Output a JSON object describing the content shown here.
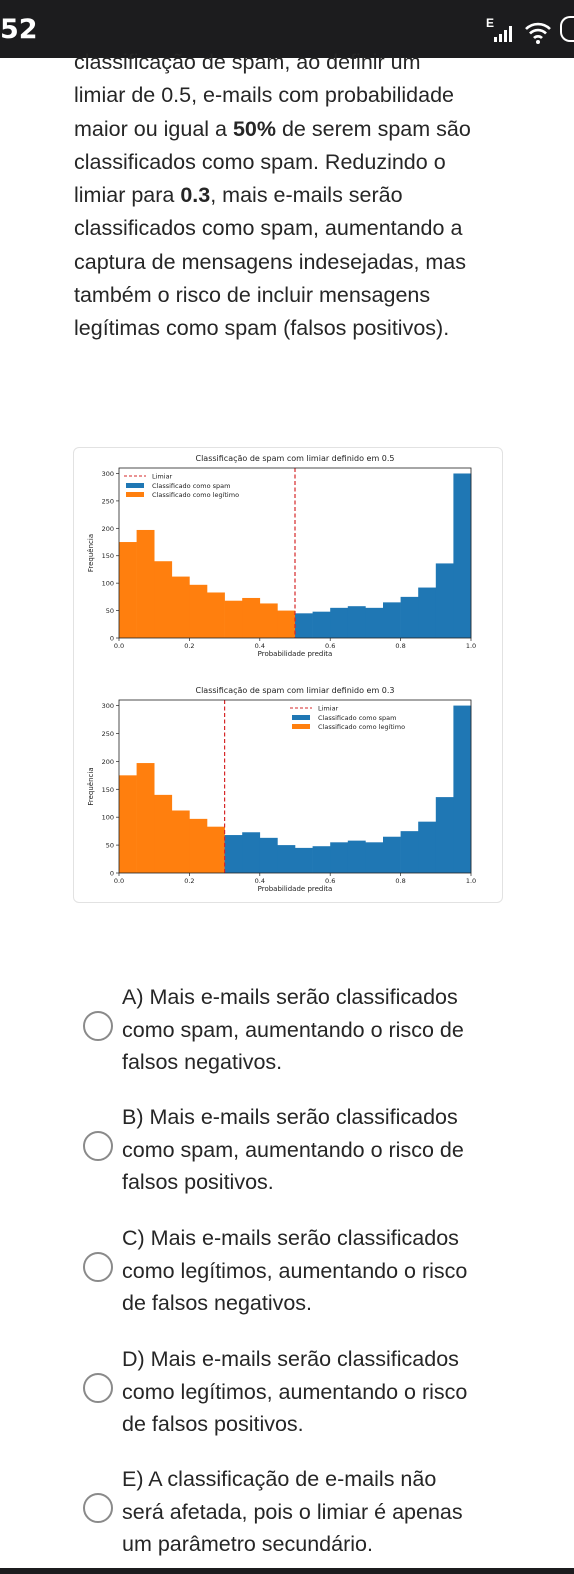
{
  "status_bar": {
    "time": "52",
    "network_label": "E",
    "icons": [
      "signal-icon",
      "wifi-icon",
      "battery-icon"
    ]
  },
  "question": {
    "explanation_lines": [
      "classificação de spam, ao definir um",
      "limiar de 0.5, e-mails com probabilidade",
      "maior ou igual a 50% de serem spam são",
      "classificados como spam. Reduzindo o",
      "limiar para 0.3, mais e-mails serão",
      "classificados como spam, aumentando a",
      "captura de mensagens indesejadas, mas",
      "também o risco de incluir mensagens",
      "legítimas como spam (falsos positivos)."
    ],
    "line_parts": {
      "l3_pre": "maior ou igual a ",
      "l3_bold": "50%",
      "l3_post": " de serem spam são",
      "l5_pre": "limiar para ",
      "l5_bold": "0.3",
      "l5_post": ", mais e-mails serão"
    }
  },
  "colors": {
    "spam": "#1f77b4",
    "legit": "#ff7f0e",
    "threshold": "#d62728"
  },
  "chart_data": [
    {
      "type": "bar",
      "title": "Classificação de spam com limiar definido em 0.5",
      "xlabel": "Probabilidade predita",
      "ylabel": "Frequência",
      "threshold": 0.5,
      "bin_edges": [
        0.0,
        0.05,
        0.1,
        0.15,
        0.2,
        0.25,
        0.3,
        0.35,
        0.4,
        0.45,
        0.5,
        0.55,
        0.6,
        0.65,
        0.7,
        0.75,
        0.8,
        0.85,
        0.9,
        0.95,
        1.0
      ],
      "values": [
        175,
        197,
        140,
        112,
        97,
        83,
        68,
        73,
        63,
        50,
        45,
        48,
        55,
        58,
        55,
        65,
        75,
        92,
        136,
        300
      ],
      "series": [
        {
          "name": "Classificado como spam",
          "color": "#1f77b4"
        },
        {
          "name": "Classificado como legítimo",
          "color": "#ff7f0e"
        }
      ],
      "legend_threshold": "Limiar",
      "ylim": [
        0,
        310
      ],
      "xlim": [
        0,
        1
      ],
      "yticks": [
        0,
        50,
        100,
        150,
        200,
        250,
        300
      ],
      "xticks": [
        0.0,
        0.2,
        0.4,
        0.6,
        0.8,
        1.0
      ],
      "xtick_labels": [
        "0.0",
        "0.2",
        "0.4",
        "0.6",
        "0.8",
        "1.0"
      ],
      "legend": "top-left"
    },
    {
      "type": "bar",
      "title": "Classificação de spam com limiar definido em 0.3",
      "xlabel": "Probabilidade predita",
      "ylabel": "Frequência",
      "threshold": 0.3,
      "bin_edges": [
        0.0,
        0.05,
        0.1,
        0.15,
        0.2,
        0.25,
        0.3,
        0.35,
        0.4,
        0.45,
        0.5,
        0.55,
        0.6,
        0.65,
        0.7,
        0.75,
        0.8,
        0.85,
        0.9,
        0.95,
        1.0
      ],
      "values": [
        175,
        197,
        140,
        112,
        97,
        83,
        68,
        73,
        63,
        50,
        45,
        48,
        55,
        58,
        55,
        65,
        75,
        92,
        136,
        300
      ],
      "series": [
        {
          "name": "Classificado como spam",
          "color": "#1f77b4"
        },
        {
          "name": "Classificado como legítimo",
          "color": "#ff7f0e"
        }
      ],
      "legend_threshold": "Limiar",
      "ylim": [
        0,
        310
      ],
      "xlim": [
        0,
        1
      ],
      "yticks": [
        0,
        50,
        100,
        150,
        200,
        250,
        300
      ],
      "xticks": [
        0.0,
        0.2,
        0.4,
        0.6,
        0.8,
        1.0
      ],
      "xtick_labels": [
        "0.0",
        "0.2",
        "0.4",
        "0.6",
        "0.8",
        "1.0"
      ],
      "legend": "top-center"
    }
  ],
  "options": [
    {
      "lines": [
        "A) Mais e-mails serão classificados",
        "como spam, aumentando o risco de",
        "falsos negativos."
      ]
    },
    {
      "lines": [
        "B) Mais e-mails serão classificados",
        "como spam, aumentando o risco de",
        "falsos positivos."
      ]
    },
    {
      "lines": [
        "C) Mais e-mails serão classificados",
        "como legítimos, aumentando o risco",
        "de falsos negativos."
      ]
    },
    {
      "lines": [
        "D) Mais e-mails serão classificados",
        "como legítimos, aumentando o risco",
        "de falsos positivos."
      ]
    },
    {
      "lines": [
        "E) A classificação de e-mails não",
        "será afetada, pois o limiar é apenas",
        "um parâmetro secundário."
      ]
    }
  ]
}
▬▬▬
### The problem
Return the entries unchanged, save for the pictures, which do not belong in the copy.

### Written response
Output a JSON object describing the content shown here.
{
  "status_bar": {
    "time": "52",
    "network_label": "E",
    "icons": [
      "signal-icon",
      "wifi-icon",
      "battery-icon"
    ]
  },
  "question": {
    "explanation_lines": [
      "classificação de spam, ao definir um",
      "limiar de 0.5, e-mails com probabilidade",
      "maior ou igual a 50% de serem spam são",
      "classificados como spam. Reduzindo o",
      "limiar para 0.3, mais e-mails serão",
      "classificados como spam, aumentando a",
      "captura de mensagens indesejadas, mas",
      "também o risco de incluir mensagens",
      "legítimas como spam (falsos positivos)."
    ],
    "line_parts": {
      "l3_pre": "maior ou igual a ",
      "l3_bold": "50%",
      "l3_post": " de serem spam são",
      "l5_pre": "limiar para ",
      "l5_bold": "0.3",
      "l5_post": ", mais e-mails serão"
    }
  },
  "colors": {
    "spam": "#1f77b4",
    "legit": "#ff7f0e",
    "threshold": "#d62728"
  },
  "chart_data": [
    {
      "type": "bar",
      "title": "Classificação de spam com limiar definido em 0.5",
      "xlabel": "Probabilidade predita",
      "ylabel": "Frequência",
      "threshold": 0.5,
      "bin_edges": [
        0.0,
        0.05,
        0.1,
        0.15,
        0.2,
        0.25,
        0.3,
        0.35,
        0.4,
        0.45,
        0.5,
        0.55,
        0.6,
        0.65,
        0.7,
        0.75,
        0.8,
        0.85,
        0.9,
        0.95,
        1.0
      ],
      "values": [
        175,
        197,
        140,
        112,
        97,
        83,
        68,
        73,
        63,
        50,
        45,
        48,
        55,
        58,
        55,
        65,
        75,
        92,
        136,
        300
      ],
      "series": [
        {
          "name": "Classificado como spam",
          "color": "#1f77b4"
        },
        {
          "name": "Classificado como legítimo",
          "color": "#ff7f0e"
        }
      ],
      "legend_threshold": "Limiar",
      "ylim": [
        0,
        310
      ],
      "xlim": [
        0,
        1
      ],
      "yticks": [
        0,
        50,
        100,
        150,
        200,
        250,
        300
      ],
      "xticks": [
        0.0,
        0.2,
        0.4,
        0.6,
        0.8,
        1.0
      ],
      "xtick_labels": [
        "0.0",
        "0.2",
        "0.4",
        "0.6",
        "0.8",
        "1.0"
      ],
      "legend": "top-left"
    },
    {
      "type": "bar",
      "title": "Classificação de spam com limiar definido em 0.3",
      "xlabel": "Probabilidade predita",
      "ylabel": "Frequência",
      "threshold": 0.3,
      "bin_edges": [
        0.0,
        0.05,
        0.1,
        0.15,
        0.2,
        0.25,
        0.3,
        0.35,
        0.4,
        0.45,
        0.5,
        0.55,
        0.6,
        0.65,
        0.7,
        0.75,
        0.8,
        0.85,
        0.9,
        0.95,
        1.0
      ],
      "values": [
        175,
        197,
        140,
        112,
        97,
        83,
        68,
        73,
        63,
        50,
        45,
        48,
        55,
        58,
        55,
        65,
        75,
        92,
        136,
        300
      ],
      "series": [
        {
          "name": "Classificado como spam",
          "color": "#1f77b4"
        },
        {
          "name": "Classificado como legítimo",
          "color": "#ff7f0e"
        }
      ],
      "legend_threshold": "Limiar",
      "ylim": [
        0,
        310
      ],
      "xlim": [
        0,
        1
      ],
      "yticks": [
        0,
        50,
        100,
        150,
        200,
        250,
        300
      ],
      "xticks": [
        0.0,
        0.2,
        0.4,
        0.6,
        0.8,
        1.0
      ],
      "xtick_labels": [
        "0.0",
        "0.2",
        "0.4",
        "0.6",
        "0.8",
        "1.0"
      ],
      "legend": "top-center"
    }
  ],
  "options": [
    {
      "lines": [
        "A) Mais e-mails serão classificados",
        "como spam, aumentando o risco de",
        "falsos negativos."
      ]
    },
    {
      "lines": [
        "B) Mais e-mails serão classificados",
        "como spam, aumentando o risco de",
        "falsos positivos."
      ]
    },
    {
      "lines": [
        "C) Mais e-mails serão classificados",
        "como legítimos, aumentando o risco",
        "de falsos negativos."
      ]
    },
    {
      "lines": [
        "D) Mais e-mails serão classificados",
        "como legítimos, aumentando o risco",
        "de falsos positivos."
      ]
    },
    {
      "lines": [
        "E) A classificação de e-mails não",
        "será afetada, pois o limiar é apenas",
        "um parâmetro secundário."
      ]
    }
  ]
}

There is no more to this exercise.